[START]
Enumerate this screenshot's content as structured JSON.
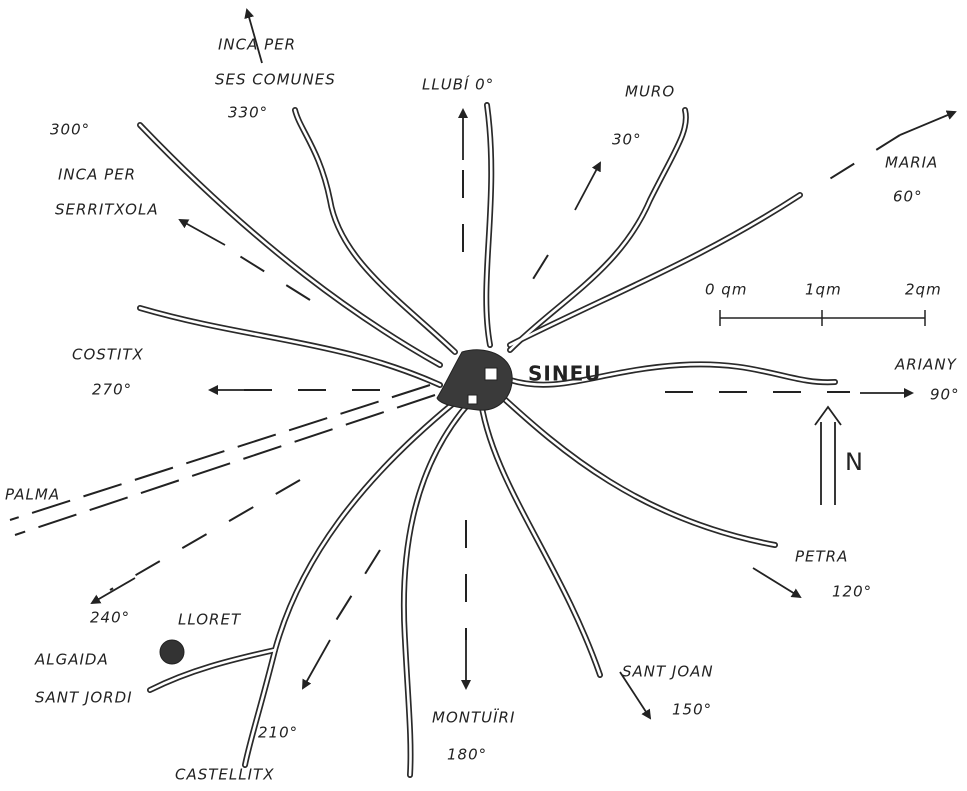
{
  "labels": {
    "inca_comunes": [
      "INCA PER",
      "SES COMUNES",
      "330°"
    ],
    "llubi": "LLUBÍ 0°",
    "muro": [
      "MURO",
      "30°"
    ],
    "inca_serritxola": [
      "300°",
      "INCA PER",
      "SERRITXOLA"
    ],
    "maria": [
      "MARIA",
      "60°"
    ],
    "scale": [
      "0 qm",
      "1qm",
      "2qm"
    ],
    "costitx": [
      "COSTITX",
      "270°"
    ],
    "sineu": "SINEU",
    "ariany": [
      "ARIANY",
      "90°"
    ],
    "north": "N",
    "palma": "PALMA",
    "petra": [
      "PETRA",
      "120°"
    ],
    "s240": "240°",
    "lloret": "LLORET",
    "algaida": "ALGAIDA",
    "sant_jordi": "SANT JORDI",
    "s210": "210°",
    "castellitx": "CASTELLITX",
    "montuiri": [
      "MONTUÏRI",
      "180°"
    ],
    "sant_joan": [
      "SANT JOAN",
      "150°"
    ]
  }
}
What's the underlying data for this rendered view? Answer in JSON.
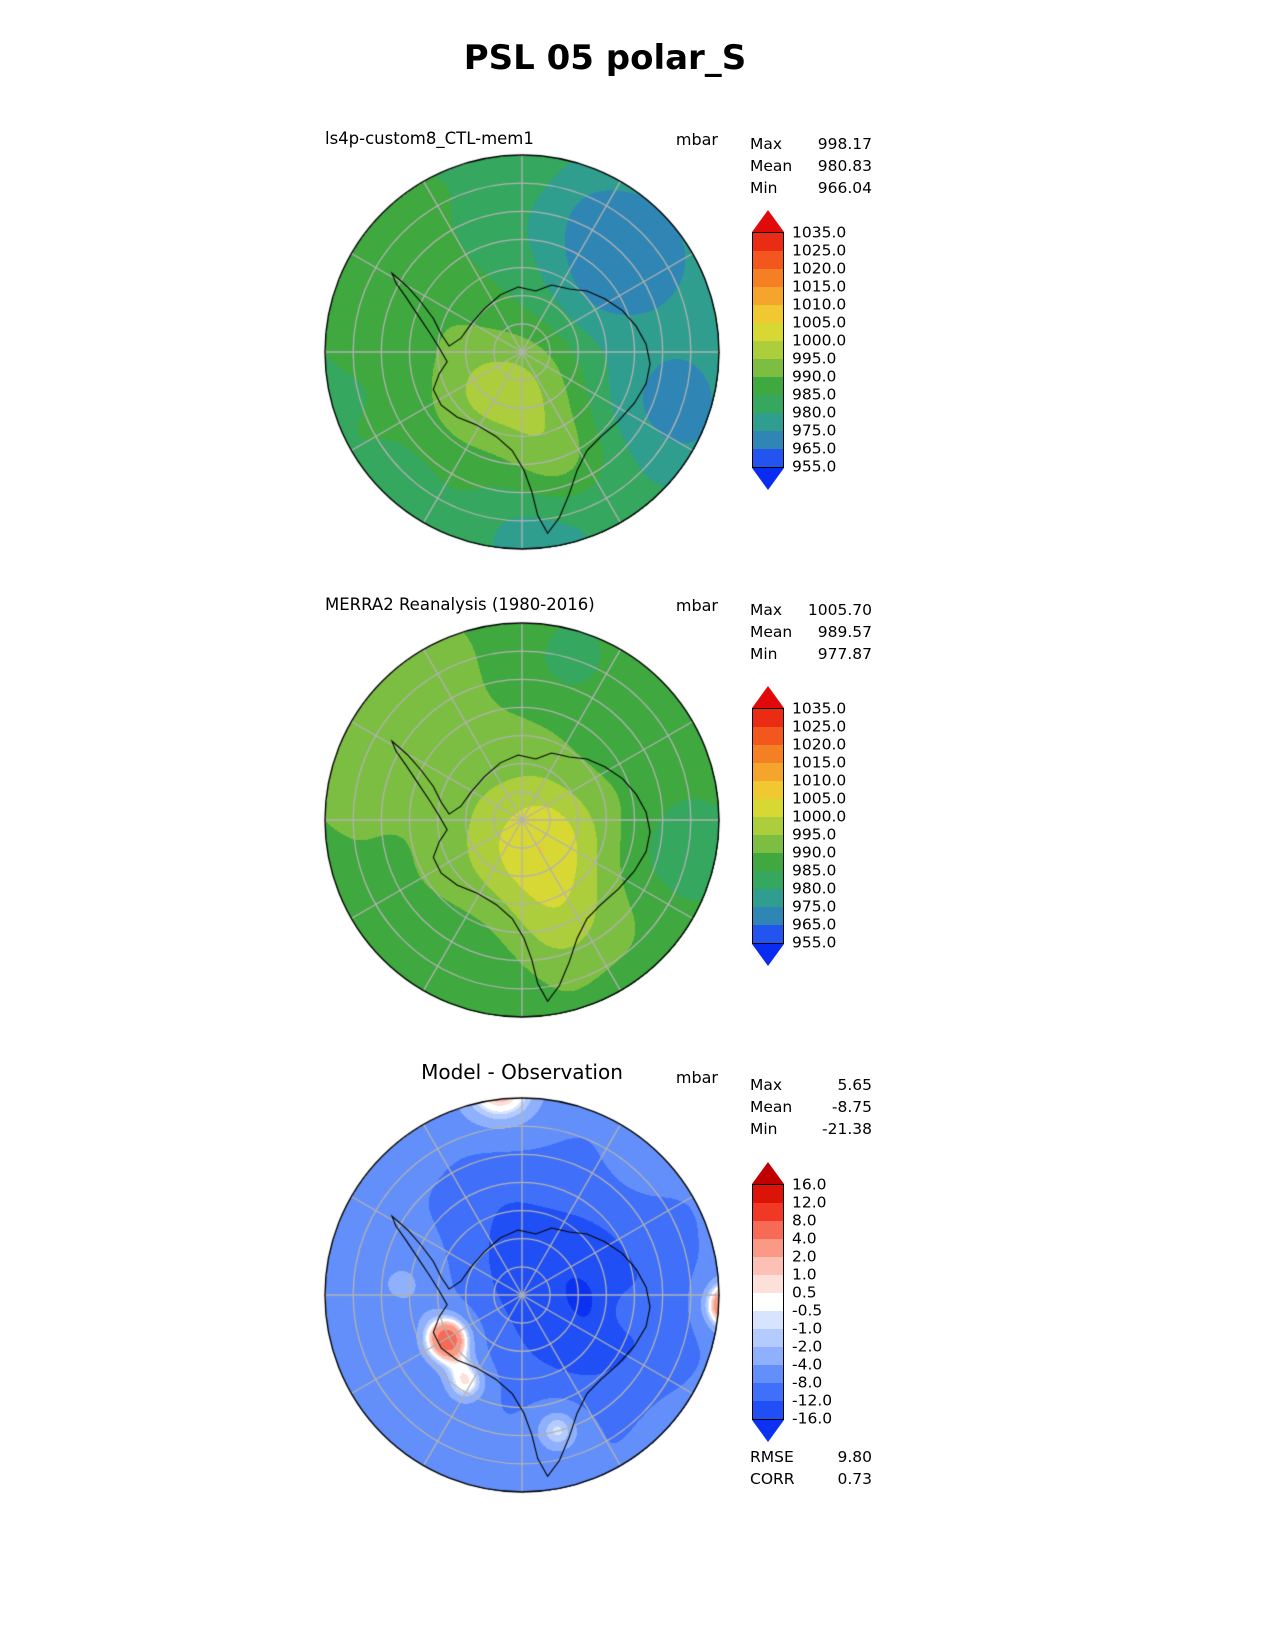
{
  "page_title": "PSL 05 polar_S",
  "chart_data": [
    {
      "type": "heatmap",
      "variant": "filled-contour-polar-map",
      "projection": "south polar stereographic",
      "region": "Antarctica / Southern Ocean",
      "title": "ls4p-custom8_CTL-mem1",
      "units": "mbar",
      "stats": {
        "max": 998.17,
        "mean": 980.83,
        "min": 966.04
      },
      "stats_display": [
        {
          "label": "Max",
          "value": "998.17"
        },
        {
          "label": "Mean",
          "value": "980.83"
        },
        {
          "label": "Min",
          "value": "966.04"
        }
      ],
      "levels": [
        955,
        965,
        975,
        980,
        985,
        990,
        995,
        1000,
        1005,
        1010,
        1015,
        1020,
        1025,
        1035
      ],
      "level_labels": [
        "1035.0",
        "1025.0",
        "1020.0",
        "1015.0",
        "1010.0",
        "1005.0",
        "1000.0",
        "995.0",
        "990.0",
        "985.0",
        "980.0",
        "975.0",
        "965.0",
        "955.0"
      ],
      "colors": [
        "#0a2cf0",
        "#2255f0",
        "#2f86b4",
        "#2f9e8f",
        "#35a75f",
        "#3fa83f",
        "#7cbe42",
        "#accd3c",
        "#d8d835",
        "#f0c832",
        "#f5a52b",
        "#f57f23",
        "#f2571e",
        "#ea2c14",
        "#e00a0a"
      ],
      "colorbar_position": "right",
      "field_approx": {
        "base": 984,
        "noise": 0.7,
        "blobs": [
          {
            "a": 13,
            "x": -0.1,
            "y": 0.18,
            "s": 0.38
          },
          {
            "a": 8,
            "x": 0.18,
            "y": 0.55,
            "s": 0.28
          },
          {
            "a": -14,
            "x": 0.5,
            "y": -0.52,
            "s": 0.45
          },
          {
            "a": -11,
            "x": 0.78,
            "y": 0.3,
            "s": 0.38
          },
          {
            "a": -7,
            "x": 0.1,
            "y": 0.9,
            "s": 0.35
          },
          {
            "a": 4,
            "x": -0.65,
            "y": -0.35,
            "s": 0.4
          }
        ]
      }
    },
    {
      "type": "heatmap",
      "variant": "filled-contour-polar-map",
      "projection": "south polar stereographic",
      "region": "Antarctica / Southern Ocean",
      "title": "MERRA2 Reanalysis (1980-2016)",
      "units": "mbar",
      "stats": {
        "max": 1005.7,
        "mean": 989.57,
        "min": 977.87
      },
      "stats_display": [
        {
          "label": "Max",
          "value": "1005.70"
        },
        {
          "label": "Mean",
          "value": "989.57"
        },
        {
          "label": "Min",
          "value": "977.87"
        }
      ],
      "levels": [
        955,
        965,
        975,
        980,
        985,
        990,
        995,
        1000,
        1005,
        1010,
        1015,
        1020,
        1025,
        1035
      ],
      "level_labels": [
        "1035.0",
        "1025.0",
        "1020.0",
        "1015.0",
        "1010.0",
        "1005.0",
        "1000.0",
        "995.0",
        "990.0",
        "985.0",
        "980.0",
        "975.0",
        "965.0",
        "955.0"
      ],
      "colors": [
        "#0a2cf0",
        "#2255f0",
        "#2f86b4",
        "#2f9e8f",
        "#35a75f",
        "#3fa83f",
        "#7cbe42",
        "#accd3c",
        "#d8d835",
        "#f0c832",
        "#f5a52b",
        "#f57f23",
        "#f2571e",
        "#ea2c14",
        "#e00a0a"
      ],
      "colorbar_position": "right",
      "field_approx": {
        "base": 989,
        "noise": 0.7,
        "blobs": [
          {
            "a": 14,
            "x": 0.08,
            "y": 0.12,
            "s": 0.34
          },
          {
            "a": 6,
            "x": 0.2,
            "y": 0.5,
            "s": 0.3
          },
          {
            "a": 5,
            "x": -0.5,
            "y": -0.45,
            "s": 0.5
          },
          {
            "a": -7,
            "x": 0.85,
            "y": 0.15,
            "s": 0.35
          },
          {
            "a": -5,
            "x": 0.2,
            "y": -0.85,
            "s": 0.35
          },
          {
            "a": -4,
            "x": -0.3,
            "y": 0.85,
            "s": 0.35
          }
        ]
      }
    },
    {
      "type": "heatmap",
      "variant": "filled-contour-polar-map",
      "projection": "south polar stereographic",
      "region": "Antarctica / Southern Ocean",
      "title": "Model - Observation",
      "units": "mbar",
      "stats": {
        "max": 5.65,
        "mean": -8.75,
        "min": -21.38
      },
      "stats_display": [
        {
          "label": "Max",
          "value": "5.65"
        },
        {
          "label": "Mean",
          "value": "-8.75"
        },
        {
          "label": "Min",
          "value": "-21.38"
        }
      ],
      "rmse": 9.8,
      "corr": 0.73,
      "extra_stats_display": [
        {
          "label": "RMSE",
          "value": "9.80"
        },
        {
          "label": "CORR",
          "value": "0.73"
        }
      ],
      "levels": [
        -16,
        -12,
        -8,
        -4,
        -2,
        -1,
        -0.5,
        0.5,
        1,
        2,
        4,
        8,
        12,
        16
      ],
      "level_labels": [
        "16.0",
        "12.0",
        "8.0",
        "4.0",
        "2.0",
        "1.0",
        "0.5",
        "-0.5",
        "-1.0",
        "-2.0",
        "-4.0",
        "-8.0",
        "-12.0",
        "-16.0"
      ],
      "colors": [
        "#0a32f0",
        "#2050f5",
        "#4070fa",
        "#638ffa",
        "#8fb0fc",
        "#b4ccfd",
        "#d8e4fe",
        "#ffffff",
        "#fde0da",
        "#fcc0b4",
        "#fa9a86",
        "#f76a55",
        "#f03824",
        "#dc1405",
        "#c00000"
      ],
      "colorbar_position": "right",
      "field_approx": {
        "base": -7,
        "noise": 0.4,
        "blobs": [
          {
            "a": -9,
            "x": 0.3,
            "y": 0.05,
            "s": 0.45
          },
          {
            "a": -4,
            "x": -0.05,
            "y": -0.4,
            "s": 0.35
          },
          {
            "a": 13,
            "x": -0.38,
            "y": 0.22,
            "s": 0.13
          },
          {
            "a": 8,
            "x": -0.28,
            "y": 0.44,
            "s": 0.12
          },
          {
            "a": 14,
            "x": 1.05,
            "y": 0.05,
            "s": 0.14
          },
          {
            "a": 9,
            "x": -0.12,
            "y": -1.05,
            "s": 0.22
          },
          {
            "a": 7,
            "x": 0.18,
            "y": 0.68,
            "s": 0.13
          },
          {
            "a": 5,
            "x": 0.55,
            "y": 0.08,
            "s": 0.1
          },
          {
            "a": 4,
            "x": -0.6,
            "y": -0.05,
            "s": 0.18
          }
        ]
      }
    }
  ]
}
[END]
Will you restate every entry word for word and omit the images?

> EXPECTED ANSWER:
Enumerate this screenshot's content as structured JSON.
{
  "labels": {
    "inca_comunes": [
      "INCA PER",
      "SES COMUNES",
      "330°"
    ],
    "llubi": "LLUBÍ 0°",
    "muro": [
      "MURO",
      "30°"
    ],
    "inca_serritxola": [
      "300°",
      "INCA PER",
      "SERRITXOLA"
    ],
    "maria": [
      "MARIA",
      "60°"
    ],
    "scale": [
      "0 qm",
      "1qm",
      "2qm"
    ],
    "costitx": [
      "COSTITX",
      "270°"
    ],
    "sineu": "SINEU",
    "ariany": [
      "ARIANY",
      "90°"
    ],
    "north": "N",
    "palma": "PALMA",
    "petra": [
      "PETRA",
      "120°"
    ],
    "s240": "240°",
    "lloret": "LLORET",
    "algaida": "ALGAIDA",
    "sant_jordi": "SANT JORDI",
    "s210": "210°",
    "castellitx": "CASTELLITX",
    "montuiri": [
      "MONTUÏRI",
      "180°"
    ],
    "sant_joan": [
      "SANT JOAN",
      "150°"
    ]
  }
}
What's the underlying data for this rendered view? Answer in JSON.
{
  "page_title": "PSL 05 polar_S",
  "chart_data": [
    {
      "type": "heatmap",
      "variant": "filled-contour-polar-map",
      "projection": "south polar stereographic",
      "region": "Antarctica / Southern Ocean",
      "title": "ls4p-custom8_CTL-mem1",
      "units": "mbar",
      "stats": {
        "max": 998.17,
        "mean": 980.83,
        "min": 966.04
      },
      "stats_display": [
        {
          "label": "Max",
          "value": "998.17"
        },
        {
          "label": "Mean",
          "value": "980.83"
        },
        {
          "label": "Min",
          "value": "966.04"
        }
      ],
      "levels": [
        955,
        965,
        975,
        980,
        985,
        990,
        995,
        1000,
        1005,
        1010,
        1015,
        1020,
        1025,
        1035
      ],
      "level_labels": [
        "1035.0",
        "1025.0",
        "1020.0",
        "1015.0",
        "1010.0",
        "1005.0",
        "1000.0",
        "995.0",
        "990.0",
        "985.0",
        "980.0",
        "975.0",
        "965.0",
        "955.0"
      ],
      "colors": [
        "#0a2cf0",
        "#2255f0",
        "#2f86b4",
        "#2f9e8f",
        "#35a75f",
        "#3fa83f",
        "#7cbe42",
        "#accd3c",
        "#d8d835",
        "#f0c832",
        "#f5a52b",
        "#f57f23",
        "#f2571e",
        "#ea2c14",
        "#e00a0a"
      ],
      "colorbar_position": "right",
      "field_approx": {
        "base": 984,
        "noise": 0.7,
        "blobs": [
          {
            "a": 13,
            "x": -0.1,
            "y": 0.18,
            "s": 0.38
          },
          {
            "a": 8,
            "x": 0.18,
            "y": 0.55,
            "s": 0.28
          },
          {
            "a": -14,
            "x": 0.5,
            "y": -0.52,
            "s": 0.45
          },
          {
            "a": -11,
            "x": 0.78,
            "y": 0.3,
            "s": 0.38
          },
          {
            "a": -7,
            "x": 0.1,
            "y": 0.9,
            "s": 0.35
          },
          {
            "a": 4,
            "x": -0.65,
            "y": -0.35,
            "s": 0.4
          }
        ]
      }
    },
    {
      "type": "heatmap",
      "variant": "filled-contour-polar-map",
      "projection": "south polar stereographic",
      "region": "Antarctica / Southern Ocean",
      "title": "MERRA2 Reanalysis (1980-2016)",
      "units": "mbar",
      "stats": {
        "max": 1005.7,
        "mean": 989.57,
        "min": 977.87
      },
      "stats_display": [
        {
          "label": "Max",
          "value": "1005.70"
        },
        {
          "label": "Mean",
          "value": "989.57"
        },
        {
          "label": "Min",
          "value": "977.87"
        }
      ],
      "levels": [
        955,
        965,
        975,
        980,
        985,
        990,
        995,
        1000,
        1005,
        1010,
        1015,
        1020,
        1025,
        1035
      ],
      "level_labels": [
        "1035.0",
        "1025.0",
        "1020.0",
        "1015.0",
        "1010.0",
        "1005.0",
        "1000.0",
        "995.0",
        "990.0",
        "985.0",
        "980.0",
        "975.0",
        "965.0",
        "955.0"
      ],
      "colors": [
        "#0a2cf0",
        "#2255f0",
        "#2f86b4",
        "#2f9e8f",
        "#35a75f",
        "#3fa83f",
        "#7cbe42",
        "#accd3c",
        "#d8d835",
        "#f0c832",
        "#f5a52b",
        "#f57f23",
        "#f2571e",
        "#ea2c14",
        "#e00a0a"
      ],
      "colorbar_position": "right",
      "field_approx": {
        "base": 989,
        "noise": 0.7,
        "blobs": [
          {
            "a": 14,
            "x": 0.08,
            "y": 0.12,
            "s": 0.34
          },
          {
            "a": 6,
            "x": 0.2,
            "y": 0.5,
            "s": 0.3
          },
          {
            "a": 5,
            "x": -0.5,
            "y": -0.45,
            "s": 0.5
          },
          {
            "a": -7,
            "x": 0.85,
            "y": 0.15,
            "s": 0.35
          },
          {
            "a": -5,
            "x": 0.2,
            "y": -0.85,
            "s": 0.35
          },
          {
            "a": -4,
            "x": -0.3,
            "y": 0.85,
            "s": 0.35
          }
        ]
      }
    },
    {
      "type": "heatmap",
      "variant": "filled-contour-polar-map",
      "projection": "south polar stereographic",
      "region": "Antarctica / Southern Ocean",
      "title": "Model - Observation",
      "units": "mbar",
      "stats": {
        "max": 5.65,
        "mean": -8.75,
        "min": -21.38
      },
      "stats_display": [
        {
          "label": "Max",
          "value": "5.65"
        },
        {
          "label": "Mean",
          "value": "-8.75"
        },
        {
          "label": "Min",
          "value": "-21.38"
        }
      ],
      "rmse": 9.8,
      "corr": 0.73,
      "extra_stats_display": [
        {
          "label": "RMSE",
          "value": "9.80"
        },
        {
          "label": "CORR",
          "value": "0.73"
        }
      ],
      "levels": [
        -16,
        -12,
        -8,
        -4,
        -2,
        -1,
        -0.5,
        0.5,
        1,
        2,
        4,
        8,
        12,
        16
      ],
      "level_labels": [
        "16.0",
        "12.0",
        "8.0",
        "4.0",
        "2.0",
        "1.0",
        "0.5",
        "-0.5",
        "-1.0",
        "-2.0",
        "-4.0",
        "-8.0",
        "-12.0",
        "-16.0"
      ],
      "colors": [
        "#0a32f0",
        "#2050f5",
        "#4070fa",
        "#638ffa",
        "#8fb0fc",
        "#b4ccfd",
        "#d8e4fe",
        "#ffffff",
        "#fde0da",
        "#fcc0b4",
        "#fa9a86",
        "#f76a55",
        "#f03824",
        "#dc1405",
        "#c00000"
      ],
      "colorbar_position": "right",
      "field_approx": {
        "base": -7,
        "noise": 0.4,
        "blobs": [
          {
            "a": -9,
            "x": 0.3,
            "y": 0.05,
            "s": 0.45
          },
          {
            "a": -4,
            "x": -0.05,
            "y": -0.4,
            "s": 0.35
          },
          {
            "a": 13,
            "x": -0.38,
            "y": 0.22,
            "s": 0.13
          },
          {
            "a": 8,
            "x": -0.28,
            "y": 0.44,
            "s": 0.12
          },
          {
            "a": 14,
            "x": 1.05,
            "y": 0.05,
            "s": 0.14
          },
          {
            "a": 9,
            "x": -0.12,
            "y": -1.05,
            "s": 0.22
          },
          {
            "a": 7,
            "x": 0.18,
            "y": 0.68,
            "s": 0.13
          },
          {
            "a": 5,
            "x": 0.55,
            "y": 0.08,
            "s": 0.1
          },
          {
            "a": 4,
            "x": -0.6,
            "y": -0.05,
            "s": 0.18
          }
        ]
      }
    }
  ]
}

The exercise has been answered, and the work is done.